*Aim of the task*: Every record below should be printed exactly as given.

*Exercise input*:
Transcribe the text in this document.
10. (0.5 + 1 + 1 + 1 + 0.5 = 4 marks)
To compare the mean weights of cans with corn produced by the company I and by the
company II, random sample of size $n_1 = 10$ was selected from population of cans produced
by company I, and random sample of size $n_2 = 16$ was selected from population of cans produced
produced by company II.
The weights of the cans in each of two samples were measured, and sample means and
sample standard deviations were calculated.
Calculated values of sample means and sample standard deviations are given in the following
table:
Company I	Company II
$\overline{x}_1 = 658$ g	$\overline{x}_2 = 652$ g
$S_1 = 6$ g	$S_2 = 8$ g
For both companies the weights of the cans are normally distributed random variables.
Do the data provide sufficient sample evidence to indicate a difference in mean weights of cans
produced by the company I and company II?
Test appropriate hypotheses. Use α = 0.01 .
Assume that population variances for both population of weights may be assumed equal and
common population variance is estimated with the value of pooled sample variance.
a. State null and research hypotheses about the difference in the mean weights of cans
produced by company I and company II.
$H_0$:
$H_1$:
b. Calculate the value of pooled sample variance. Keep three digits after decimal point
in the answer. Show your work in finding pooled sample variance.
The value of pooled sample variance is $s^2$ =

*Correct output*:
Transcribe the text in this document.
10. (0.5 + 1 + 1 + 1 + 0.5 = 4 marks)
To compare the mean weights of cans with corn produced by the company I and by the
company II, random sample of size $n_1 = 10$ was selected from population of cans produced
by company I, and random sample of size $n_2 = 16$ was selected from population of cans produced
produced by company II.
The weights of the cans in each of two samples were measured, and sample means and
sample standard deviations were calculated.
Calculated values of sample means and sample standard deviations are given in the following
table:
Company I	Company II
$\overline{x}_1 = 658$ g	$\overline{x}_2 = 652$ g
$S_1 = 6$ g	$S_2 = 8$ g
For both companies the weights of the cans are normally distributed random variables.
Do the data provide sufficient sample evidence to indicate a difference in mean weights of cans
produced by the company I and company II?
Test appropriate hypotheses. Use α = 0.01 .
Assume that population variances for both population of weights may be assumed equal and
common population variance is estimated with the value of pooled sample variance.
a. State null and research hypotheses about the difference in the mean weights of cans
produced by company I and company II.
$H_0$:
$H_1$:
b. Calculate the value of pooled sample variance. Keep three digits after decimal point
in the answer. Show your work in finding pooled sample variance.
The value of pooled sample variance is $s^2$ =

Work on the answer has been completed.